Determine which lines of the records include the word "THCS", and copy them.

Records to process »

____

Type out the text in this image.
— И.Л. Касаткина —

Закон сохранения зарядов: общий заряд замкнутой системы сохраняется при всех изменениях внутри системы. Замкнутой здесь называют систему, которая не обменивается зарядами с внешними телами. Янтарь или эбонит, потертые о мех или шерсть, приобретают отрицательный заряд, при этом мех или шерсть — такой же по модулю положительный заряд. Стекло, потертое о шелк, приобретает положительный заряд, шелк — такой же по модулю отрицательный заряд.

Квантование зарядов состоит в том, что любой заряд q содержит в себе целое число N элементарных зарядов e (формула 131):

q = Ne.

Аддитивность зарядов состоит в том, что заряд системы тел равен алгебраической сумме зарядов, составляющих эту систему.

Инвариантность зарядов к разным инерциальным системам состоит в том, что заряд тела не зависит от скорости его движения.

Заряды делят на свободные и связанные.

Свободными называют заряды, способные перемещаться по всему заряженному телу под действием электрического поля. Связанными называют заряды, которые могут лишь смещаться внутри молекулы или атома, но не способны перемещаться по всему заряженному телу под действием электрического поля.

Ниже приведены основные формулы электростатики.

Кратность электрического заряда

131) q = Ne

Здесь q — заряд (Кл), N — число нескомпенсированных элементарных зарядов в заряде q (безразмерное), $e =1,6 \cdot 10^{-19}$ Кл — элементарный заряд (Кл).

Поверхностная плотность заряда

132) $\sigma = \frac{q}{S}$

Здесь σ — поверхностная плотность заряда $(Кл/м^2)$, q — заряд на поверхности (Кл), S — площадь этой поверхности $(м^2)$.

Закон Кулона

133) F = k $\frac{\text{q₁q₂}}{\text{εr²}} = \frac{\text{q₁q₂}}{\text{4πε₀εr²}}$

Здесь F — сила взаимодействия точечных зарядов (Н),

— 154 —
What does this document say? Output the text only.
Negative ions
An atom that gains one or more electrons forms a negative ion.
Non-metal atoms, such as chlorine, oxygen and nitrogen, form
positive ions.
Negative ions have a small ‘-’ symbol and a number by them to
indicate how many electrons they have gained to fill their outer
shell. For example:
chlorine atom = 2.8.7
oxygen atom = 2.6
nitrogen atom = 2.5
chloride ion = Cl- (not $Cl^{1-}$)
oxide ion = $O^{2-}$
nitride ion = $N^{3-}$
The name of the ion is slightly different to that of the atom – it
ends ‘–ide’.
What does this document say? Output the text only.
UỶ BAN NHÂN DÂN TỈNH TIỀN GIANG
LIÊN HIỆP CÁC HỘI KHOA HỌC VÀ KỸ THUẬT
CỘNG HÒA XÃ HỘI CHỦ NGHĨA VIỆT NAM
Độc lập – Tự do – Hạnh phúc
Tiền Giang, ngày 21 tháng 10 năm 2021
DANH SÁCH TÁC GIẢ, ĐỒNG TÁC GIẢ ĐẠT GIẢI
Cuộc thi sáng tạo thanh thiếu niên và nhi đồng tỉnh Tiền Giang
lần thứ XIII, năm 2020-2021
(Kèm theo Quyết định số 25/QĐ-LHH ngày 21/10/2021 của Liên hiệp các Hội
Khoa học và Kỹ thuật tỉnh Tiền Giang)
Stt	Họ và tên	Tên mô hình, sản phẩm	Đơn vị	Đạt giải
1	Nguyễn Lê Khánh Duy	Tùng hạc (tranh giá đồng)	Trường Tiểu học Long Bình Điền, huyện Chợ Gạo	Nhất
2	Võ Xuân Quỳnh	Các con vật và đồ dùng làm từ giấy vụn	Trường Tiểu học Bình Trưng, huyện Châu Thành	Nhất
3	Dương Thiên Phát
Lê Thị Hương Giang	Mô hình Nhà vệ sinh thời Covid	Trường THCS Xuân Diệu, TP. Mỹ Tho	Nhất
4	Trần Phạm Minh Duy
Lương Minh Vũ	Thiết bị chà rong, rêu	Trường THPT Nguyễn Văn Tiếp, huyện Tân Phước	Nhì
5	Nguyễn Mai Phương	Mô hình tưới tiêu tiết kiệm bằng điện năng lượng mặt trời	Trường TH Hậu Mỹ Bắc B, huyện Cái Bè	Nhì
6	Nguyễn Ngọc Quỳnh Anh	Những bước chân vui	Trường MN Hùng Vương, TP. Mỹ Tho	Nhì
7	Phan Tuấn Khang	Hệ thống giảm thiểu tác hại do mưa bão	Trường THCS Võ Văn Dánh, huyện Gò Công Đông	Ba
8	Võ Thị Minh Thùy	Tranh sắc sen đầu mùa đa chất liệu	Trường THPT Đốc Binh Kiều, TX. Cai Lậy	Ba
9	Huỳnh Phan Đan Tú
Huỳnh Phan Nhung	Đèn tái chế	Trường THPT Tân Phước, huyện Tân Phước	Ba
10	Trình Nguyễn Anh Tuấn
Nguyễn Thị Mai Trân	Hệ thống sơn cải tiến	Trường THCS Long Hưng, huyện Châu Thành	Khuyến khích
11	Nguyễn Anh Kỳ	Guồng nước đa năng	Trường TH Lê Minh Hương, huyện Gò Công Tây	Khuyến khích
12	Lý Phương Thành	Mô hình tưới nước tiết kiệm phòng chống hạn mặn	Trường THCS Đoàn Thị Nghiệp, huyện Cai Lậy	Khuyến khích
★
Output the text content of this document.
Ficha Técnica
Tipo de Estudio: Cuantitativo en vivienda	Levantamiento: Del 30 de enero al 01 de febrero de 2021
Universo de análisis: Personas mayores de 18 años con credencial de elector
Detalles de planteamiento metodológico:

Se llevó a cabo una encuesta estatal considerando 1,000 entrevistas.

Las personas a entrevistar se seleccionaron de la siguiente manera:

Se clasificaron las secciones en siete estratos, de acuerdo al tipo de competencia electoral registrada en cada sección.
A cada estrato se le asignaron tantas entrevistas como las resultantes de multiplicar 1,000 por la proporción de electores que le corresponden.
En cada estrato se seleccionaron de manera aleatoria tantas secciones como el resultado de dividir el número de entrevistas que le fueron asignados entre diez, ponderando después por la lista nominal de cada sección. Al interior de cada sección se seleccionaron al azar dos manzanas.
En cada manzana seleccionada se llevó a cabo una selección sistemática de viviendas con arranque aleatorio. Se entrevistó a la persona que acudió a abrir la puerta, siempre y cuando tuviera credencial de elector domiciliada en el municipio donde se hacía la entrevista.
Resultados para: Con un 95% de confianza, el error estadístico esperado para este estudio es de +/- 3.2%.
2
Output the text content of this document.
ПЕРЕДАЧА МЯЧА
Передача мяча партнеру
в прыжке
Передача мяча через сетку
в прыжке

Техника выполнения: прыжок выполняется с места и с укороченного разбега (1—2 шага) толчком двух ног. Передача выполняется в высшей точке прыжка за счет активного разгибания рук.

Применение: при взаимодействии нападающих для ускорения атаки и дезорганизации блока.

____

Response to the exercise »
Lê Thị Hương Giang	Mô hình Nhà vệ sinh thời Covid	Trường THCS Xuân Diệu, TP. Mỹ Tho	Nhất
7	Phan Tuấn Khang	Hệ thống giảm thiểu tác hại do mưa bão	Trường THCS Võ Văn Dánh, huyện Gò Công Đông	Ba
Nguyễn Thị Mai Trân	Hệ thống sơn cải tiến	Trường THCS Long Hưng, huyện Châu Thành	Khuyến khích
12	Lý Phương Thành	Mô hình tưới nước tiết kiệm phòng chống hạn mặn	Trường THCS Đoàn Thị Nghiệp, huyện Cai Lậy	Khuyến khích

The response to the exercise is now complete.